TO DO ▸ Records follow. Select each line holding "Severe".

EXERCISE DATA ▸
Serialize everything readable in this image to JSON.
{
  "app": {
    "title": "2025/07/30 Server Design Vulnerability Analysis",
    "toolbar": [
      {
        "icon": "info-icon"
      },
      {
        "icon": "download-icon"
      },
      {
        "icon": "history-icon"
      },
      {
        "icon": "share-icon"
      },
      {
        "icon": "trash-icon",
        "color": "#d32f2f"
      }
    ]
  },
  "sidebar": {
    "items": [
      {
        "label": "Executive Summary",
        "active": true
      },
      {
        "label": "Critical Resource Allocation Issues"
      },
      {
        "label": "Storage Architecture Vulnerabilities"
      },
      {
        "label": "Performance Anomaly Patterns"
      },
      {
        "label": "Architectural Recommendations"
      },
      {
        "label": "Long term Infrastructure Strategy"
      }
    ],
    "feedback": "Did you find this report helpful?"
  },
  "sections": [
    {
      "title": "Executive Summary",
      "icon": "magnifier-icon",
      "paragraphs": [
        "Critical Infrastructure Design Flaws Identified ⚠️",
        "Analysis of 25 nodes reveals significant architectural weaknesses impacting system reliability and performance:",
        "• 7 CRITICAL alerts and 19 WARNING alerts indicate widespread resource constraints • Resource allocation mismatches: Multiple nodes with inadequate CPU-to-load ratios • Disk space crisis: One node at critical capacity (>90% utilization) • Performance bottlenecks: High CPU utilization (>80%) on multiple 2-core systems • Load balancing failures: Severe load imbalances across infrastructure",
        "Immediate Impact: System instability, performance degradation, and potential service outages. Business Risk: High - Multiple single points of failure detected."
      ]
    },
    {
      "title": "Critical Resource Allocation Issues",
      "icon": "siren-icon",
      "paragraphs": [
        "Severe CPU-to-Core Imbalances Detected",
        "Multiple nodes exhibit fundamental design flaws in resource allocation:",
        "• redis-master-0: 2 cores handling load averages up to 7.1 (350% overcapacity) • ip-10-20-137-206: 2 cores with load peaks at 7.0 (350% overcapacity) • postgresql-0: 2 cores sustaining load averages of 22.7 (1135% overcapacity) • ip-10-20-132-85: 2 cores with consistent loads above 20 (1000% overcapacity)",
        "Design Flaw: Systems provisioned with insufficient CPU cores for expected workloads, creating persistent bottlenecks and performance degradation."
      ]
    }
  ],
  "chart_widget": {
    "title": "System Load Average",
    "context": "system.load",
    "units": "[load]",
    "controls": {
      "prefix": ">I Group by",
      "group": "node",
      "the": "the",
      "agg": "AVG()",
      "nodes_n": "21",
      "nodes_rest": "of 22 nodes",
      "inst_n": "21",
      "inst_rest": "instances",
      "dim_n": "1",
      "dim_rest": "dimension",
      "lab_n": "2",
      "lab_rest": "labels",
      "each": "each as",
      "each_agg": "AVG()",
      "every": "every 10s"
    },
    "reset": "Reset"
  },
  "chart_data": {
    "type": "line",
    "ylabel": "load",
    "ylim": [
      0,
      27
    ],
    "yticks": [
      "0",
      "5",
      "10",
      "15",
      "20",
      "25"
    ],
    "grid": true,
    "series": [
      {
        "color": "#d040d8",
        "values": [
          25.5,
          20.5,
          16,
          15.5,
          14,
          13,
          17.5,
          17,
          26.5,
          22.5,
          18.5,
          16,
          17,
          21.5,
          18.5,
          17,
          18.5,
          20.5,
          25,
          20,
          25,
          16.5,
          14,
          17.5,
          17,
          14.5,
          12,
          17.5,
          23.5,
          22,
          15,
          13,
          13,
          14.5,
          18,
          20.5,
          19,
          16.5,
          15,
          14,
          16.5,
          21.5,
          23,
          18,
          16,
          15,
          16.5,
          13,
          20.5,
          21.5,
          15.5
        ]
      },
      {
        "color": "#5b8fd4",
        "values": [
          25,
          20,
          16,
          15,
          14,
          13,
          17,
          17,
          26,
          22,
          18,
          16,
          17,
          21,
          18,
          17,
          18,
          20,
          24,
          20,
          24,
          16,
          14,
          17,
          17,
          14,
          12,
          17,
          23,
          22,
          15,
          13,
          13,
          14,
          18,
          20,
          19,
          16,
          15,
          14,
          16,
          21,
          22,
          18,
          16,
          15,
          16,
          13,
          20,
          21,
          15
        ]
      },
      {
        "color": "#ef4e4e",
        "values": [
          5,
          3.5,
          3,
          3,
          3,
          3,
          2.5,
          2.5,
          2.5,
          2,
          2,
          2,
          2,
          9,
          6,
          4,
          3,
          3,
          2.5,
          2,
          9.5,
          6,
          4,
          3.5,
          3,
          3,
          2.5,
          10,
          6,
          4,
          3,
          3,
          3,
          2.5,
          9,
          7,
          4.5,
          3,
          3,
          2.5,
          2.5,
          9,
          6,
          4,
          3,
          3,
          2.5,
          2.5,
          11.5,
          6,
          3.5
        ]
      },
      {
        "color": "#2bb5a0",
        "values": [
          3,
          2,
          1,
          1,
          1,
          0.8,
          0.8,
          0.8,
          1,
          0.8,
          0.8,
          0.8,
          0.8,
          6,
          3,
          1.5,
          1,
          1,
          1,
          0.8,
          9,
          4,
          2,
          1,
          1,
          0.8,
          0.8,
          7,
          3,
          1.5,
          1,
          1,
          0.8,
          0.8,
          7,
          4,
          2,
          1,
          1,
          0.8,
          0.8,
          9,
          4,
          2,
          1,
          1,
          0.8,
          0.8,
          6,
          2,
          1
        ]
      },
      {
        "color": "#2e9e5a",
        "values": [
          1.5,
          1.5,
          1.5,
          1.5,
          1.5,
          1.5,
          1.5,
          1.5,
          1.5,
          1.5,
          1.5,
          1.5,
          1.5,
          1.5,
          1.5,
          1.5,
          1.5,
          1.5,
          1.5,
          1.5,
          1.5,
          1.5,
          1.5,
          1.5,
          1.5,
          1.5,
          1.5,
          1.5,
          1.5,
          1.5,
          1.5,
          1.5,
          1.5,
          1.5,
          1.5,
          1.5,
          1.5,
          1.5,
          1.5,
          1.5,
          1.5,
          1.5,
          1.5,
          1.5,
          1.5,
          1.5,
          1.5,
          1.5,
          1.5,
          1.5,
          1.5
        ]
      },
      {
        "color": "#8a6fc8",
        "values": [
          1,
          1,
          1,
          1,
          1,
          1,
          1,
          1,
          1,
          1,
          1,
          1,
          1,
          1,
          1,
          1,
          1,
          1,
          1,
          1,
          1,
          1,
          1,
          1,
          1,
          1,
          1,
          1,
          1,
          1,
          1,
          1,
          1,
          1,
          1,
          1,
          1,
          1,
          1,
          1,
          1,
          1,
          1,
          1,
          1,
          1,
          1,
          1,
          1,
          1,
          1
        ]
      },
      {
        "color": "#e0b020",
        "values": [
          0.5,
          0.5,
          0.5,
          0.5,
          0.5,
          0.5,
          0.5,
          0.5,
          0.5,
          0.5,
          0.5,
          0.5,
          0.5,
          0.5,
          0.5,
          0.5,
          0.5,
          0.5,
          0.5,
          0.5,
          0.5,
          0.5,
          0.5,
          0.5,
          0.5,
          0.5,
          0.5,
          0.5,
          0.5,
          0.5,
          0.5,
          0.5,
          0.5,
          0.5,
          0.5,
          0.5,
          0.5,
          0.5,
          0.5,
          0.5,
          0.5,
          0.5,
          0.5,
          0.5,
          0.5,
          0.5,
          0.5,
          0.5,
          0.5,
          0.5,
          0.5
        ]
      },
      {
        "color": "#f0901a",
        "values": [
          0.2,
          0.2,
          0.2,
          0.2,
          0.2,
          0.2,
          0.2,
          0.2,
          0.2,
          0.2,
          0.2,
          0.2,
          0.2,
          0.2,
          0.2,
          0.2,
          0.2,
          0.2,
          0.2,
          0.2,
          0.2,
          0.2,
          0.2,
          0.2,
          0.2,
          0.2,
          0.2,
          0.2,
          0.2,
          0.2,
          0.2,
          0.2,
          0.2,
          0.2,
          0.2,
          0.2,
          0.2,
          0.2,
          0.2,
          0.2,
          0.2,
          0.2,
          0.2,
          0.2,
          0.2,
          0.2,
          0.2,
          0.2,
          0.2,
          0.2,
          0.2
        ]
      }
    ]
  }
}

OUTPUT ▸
        "• 7 CRITICAL alerts and 19 WARNING alerts indicate widespread resource constraints • Resource allocation mismatches: Multiple nodes with inadequate CPU-to-load ratios • Disk space crisis: One node at critical capacity (>90% utilization) • Performance bottlenecks: High CPU utilization (>80%) on multiple 2-core systems • Load balancing failures: Severe load imbalances across infrastructure",
        "Severe CPU-to-Core Imbalances Detected",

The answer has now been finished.